__Exercise description__
Pick out all lines in the listing holding the string "Archived" and copy them.

__Rows__
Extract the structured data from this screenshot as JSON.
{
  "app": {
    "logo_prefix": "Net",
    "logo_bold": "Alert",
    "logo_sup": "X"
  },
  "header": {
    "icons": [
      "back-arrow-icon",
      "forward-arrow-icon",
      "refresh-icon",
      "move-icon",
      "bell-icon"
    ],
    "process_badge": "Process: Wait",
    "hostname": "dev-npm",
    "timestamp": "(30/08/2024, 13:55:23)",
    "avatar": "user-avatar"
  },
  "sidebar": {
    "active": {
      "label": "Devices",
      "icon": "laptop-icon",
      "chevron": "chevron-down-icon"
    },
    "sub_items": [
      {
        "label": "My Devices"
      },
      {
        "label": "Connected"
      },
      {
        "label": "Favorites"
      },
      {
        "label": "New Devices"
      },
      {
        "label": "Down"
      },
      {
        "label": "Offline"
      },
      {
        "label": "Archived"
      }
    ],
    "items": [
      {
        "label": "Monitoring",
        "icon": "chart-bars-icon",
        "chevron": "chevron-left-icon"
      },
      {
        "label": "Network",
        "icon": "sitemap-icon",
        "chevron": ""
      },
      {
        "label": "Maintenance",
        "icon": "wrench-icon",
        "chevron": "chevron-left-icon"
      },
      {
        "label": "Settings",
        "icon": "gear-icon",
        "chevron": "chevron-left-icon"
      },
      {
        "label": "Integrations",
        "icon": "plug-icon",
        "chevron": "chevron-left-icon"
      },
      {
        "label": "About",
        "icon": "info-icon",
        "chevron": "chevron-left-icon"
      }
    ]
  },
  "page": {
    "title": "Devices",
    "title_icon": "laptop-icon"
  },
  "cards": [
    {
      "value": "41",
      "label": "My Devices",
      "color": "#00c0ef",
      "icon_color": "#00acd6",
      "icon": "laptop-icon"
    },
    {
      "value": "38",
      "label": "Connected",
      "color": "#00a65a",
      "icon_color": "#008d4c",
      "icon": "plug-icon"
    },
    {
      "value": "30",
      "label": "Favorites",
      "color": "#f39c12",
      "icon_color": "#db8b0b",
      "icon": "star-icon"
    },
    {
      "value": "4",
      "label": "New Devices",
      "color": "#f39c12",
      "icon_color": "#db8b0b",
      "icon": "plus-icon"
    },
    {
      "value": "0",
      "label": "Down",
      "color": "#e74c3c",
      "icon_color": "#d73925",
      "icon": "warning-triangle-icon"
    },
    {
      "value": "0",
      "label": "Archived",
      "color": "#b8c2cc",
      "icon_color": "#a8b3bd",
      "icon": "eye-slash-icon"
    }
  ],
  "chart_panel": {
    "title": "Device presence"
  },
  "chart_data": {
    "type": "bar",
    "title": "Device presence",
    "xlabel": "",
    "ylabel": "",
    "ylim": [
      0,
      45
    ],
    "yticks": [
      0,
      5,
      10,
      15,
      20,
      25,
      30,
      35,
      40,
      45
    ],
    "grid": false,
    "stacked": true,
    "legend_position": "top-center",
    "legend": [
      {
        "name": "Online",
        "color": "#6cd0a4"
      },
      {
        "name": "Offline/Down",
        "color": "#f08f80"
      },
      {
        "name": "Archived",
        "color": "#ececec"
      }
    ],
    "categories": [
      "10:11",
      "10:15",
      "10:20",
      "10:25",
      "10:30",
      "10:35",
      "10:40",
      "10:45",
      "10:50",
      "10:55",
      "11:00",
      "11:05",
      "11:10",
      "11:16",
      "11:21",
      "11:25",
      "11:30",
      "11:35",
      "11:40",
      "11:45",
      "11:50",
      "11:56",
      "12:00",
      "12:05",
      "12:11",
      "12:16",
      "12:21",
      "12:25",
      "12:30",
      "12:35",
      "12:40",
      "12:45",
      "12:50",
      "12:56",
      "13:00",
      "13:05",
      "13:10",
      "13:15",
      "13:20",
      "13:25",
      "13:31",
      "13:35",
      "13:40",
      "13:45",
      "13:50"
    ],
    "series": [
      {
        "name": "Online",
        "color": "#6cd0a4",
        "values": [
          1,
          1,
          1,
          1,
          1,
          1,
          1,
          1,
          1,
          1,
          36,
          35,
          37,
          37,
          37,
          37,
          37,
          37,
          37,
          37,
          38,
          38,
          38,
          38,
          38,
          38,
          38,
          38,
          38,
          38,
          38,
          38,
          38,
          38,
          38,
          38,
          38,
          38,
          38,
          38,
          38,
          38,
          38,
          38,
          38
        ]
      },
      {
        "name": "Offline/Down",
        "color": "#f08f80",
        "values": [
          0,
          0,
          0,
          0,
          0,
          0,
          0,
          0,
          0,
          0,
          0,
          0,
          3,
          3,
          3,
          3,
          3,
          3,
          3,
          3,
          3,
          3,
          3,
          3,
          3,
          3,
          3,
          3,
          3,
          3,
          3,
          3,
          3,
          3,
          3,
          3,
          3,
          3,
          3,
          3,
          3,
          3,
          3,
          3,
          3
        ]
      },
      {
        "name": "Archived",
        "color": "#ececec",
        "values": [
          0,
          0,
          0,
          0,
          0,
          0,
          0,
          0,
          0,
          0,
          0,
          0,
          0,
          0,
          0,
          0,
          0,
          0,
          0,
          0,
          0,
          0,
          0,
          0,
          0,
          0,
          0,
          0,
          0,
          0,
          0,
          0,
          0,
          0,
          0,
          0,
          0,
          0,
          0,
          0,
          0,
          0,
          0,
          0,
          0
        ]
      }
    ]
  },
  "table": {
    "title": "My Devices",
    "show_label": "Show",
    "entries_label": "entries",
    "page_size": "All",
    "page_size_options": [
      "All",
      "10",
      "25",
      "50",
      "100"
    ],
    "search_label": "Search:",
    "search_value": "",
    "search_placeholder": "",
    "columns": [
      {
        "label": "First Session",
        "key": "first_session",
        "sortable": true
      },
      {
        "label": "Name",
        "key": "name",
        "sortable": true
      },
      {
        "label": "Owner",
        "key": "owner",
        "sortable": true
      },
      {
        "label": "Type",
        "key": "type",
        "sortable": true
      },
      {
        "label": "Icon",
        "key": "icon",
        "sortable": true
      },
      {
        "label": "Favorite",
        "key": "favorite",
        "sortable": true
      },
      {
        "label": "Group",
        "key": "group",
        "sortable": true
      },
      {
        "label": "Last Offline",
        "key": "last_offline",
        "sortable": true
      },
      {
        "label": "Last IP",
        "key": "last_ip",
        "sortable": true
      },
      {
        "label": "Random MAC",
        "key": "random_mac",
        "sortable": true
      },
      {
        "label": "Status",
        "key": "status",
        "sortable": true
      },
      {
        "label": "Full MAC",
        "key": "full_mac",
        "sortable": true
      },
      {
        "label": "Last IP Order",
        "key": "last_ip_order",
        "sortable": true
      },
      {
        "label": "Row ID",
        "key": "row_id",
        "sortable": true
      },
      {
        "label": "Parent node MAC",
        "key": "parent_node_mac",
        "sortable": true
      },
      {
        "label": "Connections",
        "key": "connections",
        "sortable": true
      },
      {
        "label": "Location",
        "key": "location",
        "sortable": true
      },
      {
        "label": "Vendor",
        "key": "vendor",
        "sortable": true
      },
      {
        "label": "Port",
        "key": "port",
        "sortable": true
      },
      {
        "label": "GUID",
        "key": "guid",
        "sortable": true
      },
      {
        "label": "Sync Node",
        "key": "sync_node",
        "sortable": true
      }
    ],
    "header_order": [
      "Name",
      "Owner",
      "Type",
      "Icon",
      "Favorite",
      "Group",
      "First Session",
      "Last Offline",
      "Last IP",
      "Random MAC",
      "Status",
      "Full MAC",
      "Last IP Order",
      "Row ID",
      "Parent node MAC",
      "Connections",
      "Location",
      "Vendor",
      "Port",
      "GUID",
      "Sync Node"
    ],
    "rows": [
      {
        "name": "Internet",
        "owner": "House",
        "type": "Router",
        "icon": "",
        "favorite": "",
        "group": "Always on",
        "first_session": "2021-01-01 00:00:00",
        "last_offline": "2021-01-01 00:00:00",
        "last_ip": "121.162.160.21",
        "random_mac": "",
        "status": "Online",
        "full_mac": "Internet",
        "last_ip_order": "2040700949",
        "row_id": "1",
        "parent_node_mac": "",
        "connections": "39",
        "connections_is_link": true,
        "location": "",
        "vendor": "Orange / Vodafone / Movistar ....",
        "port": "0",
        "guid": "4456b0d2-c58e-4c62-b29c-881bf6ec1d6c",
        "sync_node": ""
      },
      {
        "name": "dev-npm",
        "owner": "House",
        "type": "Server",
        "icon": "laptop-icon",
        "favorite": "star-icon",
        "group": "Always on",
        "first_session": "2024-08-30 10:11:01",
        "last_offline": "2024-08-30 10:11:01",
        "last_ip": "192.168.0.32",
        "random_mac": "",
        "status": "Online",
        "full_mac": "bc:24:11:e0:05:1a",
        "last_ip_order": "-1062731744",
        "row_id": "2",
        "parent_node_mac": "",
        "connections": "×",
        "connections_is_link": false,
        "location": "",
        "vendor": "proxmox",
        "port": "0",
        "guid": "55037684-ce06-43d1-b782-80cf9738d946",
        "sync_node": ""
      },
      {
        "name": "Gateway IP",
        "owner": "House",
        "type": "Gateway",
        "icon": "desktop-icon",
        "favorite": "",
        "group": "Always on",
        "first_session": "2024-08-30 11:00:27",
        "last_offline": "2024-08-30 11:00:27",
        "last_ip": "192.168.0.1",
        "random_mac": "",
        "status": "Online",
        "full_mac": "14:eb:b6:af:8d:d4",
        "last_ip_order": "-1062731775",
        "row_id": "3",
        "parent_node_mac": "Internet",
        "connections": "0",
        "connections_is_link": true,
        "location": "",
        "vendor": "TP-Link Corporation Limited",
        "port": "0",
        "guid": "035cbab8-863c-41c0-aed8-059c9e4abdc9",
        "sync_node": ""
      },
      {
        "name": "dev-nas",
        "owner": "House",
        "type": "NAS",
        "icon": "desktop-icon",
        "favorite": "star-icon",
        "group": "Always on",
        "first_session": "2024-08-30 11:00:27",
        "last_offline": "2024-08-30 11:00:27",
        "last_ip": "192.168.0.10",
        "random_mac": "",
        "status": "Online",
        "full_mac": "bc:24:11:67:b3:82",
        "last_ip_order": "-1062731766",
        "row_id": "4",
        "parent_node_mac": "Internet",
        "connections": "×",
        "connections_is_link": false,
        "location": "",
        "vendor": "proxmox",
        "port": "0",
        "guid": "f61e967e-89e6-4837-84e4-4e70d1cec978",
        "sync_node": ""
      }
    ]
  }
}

__Written response__
        "label": "Archived"
      "label": "Archived",
        "name": "Archived",
        "name": "Archived",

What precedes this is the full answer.